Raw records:
=======

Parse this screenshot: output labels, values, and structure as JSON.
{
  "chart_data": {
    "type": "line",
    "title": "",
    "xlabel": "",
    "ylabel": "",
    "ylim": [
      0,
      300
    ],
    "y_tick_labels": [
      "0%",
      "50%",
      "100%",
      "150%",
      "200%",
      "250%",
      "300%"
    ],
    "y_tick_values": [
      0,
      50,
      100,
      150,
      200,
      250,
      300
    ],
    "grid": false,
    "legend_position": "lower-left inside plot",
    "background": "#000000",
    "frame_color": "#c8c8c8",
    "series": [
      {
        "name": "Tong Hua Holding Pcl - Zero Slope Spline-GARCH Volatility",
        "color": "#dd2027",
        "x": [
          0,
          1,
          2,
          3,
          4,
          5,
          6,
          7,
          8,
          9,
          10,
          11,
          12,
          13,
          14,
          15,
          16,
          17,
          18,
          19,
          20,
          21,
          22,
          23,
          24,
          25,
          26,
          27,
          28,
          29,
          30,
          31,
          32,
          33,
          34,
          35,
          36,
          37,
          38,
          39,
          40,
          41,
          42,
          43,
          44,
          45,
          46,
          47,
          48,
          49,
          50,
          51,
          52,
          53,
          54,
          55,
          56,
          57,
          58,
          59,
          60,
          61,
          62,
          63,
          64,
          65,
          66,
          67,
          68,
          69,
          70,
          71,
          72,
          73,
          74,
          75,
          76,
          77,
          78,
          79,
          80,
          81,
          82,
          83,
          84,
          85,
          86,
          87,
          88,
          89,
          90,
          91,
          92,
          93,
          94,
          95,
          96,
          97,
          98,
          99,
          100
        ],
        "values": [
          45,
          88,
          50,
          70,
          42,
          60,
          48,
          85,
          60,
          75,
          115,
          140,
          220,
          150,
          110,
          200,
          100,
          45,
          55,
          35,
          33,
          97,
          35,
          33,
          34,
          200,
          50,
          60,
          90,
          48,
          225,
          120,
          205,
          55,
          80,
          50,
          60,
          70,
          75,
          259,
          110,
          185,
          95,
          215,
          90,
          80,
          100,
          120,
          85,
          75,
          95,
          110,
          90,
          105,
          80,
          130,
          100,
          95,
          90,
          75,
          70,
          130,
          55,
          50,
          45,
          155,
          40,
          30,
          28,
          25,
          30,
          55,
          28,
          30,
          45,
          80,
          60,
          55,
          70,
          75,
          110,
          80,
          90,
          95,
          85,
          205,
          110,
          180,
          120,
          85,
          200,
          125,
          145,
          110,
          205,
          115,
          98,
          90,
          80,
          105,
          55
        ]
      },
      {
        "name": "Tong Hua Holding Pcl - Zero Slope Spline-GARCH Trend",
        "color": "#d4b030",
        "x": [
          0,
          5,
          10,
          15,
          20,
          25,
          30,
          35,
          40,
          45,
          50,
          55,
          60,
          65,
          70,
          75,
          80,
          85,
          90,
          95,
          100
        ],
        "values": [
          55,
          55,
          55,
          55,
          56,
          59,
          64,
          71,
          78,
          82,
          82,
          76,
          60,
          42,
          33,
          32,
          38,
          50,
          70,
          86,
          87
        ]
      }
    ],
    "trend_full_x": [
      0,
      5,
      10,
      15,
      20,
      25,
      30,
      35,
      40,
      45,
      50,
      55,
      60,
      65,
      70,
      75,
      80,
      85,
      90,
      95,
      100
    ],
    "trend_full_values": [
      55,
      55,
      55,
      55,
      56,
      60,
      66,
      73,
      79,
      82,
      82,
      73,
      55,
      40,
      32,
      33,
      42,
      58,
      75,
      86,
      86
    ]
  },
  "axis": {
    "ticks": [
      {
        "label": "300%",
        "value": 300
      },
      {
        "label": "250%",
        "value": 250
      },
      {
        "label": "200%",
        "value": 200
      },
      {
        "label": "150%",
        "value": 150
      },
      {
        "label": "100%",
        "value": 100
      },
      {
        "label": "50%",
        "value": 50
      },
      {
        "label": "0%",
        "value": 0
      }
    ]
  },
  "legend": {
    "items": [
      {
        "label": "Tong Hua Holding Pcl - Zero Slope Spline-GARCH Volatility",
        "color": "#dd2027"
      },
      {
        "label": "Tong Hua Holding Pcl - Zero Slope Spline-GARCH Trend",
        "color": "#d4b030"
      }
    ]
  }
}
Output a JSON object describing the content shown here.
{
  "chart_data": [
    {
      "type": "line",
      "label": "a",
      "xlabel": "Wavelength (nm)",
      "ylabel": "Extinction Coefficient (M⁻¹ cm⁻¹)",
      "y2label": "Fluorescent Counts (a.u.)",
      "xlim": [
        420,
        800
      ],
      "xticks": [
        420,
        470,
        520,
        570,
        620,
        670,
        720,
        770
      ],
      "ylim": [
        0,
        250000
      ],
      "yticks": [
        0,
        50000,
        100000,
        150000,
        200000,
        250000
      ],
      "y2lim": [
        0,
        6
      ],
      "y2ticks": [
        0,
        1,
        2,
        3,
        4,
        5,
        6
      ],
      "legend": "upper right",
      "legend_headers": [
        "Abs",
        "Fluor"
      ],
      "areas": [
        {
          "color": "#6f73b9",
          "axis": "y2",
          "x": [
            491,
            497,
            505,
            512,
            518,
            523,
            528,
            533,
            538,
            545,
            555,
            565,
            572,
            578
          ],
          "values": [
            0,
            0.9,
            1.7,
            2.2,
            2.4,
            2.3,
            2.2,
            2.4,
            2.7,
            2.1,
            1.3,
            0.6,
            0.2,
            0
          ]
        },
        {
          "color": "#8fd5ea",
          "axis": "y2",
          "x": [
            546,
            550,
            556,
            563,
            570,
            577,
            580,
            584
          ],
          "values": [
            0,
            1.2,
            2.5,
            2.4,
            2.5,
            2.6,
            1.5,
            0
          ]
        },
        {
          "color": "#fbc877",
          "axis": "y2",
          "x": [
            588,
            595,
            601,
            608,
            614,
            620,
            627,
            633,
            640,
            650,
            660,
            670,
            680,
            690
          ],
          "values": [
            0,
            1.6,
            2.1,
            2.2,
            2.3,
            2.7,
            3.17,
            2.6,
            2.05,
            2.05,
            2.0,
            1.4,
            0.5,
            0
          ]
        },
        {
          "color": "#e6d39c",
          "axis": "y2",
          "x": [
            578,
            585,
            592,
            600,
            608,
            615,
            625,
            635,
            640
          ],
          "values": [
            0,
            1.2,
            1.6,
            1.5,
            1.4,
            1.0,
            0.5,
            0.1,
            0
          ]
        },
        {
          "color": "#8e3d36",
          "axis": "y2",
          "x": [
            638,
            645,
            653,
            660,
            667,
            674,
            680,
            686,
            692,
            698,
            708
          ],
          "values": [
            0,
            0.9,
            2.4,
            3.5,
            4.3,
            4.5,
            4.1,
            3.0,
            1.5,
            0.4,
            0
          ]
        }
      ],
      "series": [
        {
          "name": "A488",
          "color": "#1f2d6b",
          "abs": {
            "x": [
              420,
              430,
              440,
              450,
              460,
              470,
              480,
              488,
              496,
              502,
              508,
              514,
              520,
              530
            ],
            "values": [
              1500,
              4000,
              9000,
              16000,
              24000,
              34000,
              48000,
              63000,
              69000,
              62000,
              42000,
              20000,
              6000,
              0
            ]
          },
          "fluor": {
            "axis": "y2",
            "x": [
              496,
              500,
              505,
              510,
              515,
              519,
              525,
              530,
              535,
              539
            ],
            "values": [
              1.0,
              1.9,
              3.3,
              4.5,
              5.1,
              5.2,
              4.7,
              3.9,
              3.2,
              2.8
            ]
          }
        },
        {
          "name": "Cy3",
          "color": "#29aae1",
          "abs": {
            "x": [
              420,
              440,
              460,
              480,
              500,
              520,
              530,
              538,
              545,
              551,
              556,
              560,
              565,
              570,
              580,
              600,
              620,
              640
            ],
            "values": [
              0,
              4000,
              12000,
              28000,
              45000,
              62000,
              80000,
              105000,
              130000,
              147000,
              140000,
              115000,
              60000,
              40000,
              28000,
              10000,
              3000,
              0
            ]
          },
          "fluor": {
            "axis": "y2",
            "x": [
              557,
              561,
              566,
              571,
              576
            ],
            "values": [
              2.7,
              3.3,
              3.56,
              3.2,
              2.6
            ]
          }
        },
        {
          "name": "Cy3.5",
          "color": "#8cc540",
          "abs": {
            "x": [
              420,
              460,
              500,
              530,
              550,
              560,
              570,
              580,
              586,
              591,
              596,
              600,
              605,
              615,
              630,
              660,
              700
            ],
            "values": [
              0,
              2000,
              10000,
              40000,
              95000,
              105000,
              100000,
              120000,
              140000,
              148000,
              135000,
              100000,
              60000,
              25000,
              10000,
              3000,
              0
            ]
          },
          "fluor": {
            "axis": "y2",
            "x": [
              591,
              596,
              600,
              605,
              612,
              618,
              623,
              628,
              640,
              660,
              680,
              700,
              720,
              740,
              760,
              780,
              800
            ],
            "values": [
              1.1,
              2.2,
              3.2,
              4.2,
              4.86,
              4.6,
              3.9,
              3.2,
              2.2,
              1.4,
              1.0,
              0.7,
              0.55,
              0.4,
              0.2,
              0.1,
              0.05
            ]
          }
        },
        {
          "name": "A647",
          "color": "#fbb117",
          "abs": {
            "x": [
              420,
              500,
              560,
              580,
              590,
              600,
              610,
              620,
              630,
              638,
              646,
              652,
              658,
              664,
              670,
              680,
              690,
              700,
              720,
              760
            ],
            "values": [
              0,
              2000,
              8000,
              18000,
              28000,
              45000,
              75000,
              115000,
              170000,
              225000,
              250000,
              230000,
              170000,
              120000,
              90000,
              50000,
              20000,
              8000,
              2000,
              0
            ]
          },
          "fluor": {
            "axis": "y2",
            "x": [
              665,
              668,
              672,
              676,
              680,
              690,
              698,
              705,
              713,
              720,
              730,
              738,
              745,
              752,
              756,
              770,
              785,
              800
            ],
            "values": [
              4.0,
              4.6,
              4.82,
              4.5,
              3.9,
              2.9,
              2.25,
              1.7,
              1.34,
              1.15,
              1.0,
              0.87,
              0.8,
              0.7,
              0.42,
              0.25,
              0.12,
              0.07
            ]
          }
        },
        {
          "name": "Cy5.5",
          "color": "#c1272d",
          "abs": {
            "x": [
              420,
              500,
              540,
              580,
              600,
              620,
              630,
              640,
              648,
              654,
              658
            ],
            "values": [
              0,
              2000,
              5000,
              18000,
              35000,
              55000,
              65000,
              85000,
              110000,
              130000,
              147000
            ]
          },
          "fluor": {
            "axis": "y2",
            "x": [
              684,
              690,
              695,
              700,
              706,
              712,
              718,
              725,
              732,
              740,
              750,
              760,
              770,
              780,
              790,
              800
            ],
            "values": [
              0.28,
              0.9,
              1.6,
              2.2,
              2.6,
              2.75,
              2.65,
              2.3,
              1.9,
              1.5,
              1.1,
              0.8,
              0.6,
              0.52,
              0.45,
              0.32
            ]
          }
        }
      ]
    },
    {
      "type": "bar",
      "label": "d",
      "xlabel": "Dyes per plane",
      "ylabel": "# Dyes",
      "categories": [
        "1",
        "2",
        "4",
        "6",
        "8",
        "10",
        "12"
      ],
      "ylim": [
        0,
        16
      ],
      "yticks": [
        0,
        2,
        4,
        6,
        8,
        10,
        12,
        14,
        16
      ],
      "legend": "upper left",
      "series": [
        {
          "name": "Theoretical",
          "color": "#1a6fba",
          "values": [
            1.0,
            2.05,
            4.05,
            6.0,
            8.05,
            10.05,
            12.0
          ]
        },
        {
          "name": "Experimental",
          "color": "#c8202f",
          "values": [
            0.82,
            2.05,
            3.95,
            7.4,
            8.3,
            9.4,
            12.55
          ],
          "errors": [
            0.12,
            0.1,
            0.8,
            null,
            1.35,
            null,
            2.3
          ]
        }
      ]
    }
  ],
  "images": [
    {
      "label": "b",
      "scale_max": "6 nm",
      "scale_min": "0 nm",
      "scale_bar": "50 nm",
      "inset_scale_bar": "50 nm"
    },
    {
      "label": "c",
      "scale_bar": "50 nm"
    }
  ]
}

=======

WHAT IS NEEDED: Among these entries, how many lines include the string "name"? Reply with the number by itself.

OUTPUT FOR THIS TASK: 9